In the records below, find each line with the word "weight" and copy it.

[Part of a data file]
§ §
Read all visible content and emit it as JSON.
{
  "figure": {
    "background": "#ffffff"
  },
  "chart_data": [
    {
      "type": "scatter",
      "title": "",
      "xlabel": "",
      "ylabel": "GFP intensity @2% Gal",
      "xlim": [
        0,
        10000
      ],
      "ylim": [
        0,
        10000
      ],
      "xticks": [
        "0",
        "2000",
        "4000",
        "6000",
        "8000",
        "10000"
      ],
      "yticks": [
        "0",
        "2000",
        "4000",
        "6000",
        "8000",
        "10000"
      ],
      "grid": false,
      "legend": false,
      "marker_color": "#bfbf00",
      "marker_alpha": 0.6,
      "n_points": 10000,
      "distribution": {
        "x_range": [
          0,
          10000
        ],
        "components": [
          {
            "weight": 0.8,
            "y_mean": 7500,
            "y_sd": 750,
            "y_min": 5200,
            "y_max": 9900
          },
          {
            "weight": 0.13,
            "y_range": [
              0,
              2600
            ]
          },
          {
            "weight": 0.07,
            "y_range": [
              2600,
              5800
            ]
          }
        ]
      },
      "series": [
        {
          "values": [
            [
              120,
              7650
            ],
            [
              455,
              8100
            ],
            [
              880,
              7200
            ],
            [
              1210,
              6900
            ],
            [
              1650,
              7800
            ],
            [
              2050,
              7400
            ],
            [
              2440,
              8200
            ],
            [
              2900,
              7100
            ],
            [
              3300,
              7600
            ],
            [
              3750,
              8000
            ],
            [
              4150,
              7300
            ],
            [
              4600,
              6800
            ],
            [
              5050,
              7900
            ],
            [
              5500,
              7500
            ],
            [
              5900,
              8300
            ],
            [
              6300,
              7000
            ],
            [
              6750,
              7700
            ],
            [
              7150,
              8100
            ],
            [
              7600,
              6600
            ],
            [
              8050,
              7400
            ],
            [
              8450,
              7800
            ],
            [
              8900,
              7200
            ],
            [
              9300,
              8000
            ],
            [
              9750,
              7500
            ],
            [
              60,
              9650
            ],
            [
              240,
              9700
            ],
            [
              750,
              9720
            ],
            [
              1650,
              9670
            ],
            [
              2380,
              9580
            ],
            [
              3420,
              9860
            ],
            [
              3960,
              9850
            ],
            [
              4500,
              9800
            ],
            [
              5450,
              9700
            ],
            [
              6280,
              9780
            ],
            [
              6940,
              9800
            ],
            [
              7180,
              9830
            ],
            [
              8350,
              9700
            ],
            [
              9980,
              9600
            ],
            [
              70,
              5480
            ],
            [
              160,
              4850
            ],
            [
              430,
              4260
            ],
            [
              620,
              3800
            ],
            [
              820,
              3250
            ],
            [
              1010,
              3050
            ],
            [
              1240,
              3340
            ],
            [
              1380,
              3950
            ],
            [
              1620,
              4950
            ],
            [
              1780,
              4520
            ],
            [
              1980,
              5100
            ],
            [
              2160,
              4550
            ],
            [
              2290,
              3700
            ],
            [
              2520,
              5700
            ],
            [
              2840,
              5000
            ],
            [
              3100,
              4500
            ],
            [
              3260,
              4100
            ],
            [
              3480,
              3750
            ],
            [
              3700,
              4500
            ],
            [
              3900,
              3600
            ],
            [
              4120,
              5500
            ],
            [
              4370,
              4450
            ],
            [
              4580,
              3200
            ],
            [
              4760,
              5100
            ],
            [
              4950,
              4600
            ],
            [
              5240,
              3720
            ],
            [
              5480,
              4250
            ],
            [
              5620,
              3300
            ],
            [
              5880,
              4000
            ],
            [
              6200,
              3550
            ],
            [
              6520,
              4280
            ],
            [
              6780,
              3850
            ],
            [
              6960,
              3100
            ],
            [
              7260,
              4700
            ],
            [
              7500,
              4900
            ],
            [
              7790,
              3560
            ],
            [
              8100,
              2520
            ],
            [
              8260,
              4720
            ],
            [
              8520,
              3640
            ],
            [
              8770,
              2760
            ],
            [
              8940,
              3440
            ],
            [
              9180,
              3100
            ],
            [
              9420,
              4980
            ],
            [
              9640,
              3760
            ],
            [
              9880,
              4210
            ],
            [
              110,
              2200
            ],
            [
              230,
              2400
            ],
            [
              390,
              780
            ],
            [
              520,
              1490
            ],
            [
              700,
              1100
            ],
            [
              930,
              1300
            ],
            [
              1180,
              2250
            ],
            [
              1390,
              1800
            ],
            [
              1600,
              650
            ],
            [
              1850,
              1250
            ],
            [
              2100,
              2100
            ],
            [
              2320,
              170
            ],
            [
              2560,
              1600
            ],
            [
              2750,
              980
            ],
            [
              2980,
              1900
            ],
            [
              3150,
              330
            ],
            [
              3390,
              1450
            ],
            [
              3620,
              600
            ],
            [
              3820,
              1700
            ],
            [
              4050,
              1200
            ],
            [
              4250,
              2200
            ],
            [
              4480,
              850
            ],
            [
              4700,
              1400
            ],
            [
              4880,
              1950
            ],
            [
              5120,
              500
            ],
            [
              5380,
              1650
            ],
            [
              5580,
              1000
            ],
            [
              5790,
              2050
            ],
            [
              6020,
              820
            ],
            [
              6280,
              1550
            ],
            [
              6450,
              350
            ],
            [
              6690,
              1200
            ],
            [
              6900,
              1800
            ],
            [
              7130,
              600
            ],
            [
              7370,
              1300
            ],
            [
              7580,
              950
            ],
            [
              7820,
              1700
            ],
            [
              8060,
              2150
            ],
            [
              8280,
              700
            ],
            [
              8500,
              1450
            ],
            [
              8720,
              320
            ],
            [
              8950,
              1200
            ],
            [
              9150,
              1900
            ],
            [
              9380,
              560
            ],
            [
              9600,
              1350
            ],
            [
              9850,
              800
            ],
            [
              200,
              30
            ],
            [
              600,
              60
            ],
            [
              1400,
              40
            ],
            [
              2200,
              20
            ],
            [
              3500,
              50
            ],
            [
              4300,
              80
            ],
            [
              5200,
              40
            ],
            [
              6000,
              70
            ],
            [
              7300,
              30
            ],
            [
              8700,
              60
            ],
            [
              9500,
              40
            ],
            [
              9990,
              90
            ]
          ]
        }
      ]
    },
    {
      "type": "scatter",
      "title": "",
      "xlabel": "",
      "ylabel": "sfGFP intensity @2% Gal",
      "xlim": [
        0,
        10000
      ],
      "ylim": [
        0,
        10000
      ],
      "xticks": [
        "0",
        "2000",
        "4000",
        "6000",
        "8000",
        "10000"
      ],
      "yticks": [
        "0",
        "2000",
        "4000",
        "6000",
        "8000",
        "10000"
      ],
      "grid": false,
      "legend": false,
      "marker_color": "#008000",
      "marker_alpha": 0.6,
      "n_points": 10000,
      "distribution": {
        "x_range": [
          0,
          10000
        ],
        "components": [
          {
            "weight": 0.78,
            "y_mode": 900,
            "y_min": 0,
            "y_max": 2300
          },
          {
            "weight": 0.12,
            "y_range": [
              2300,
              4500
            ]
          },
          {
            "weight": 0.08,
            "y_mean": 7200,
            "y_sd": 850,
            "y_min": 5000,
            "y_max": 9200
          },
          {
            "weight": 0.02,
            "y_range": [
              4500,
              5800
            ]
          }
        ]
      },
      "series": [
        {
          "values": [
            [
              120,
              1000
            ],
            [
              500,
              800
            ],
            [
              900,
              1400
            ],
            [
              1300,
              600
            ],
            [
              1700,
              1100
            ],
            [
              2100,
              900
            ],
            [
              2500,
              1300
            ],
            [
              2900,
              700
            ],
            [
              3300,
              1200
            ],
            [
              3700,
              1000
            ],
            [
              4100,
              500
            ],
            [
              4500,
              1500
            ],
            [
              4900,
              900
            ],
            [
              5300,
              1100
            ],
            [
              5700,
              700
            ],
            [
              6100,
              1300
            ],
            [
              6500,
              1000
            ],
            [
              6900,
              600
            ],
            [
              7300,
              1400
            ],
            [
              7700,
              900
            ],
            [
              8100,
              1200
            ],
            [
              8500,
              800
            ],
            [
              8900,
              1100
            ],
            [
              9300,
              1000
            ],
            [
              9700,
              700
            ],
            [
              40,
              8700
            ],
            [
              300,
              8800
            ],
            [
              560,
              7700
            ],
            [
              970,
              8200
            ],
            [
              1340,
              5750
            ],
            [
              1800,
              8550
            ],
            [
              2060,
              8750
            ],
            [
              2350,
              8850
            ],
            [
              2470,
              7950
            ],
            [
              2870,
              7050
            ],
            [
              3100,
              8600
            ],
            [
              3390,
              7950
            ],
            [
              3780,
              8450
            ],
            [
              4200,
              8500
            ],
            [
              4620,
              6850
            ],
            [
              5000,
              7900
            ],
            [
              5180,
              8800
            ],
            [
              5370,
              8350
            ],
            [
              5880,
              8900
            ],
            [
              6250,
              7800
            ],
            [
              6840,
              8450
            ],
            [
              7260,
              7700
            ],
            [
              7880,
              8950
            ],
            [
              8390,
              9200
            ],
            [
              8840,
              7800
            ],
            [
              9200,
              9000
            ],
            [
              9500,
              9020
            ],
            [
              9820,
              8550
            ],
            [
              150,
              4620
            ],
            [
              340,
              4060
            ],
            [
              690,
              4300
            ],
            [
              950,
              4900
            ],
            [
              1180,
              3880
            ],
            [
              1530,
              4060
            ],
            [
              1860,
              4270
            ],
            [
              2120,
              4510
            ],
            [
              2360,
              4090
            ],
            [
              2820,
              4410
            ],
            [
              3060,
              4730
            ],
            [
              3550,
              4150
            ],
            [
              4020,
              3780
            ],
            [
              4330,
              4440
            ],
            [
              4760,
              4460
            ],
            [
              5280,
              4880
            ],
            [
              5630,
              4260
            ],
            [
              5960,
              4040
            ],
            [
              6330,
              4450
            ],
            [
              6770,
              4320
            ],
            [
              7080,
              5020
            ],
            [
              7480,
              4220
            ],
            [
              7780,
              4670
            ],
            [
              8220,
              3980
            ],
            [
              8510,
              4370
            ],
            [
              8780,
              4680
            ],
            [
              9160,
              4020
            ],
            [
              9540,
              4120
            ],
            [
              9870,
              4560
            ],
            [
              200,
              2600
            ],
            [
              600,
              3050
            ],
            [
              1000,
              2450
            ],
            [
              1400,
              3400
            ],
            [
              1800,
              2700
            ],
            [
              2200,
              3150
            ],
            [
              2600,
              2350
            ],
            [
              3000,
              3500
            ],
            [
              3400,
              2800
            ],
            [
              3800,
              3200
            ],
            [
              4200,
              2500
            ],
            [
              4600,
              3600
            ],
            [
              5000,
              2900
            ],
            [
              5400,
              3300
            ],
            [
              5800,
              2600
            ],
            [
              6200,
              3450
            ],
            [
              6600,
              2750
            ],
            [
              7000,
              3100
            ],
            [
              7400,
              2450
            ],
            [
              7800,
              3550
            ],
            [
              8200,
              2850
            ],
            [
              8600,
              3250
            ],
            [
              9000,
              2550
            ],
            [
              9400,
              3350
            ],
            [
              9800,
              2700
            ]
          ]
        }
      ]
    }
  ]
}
§ §
[TASK ANSWER]
            "weight": 0.8,
            "weight": 0.13,
            "weight": 0.07,
            "weight": 0.78,
            "weight": 0.12,
            "weight": 0.08,
            "weight": 0.02,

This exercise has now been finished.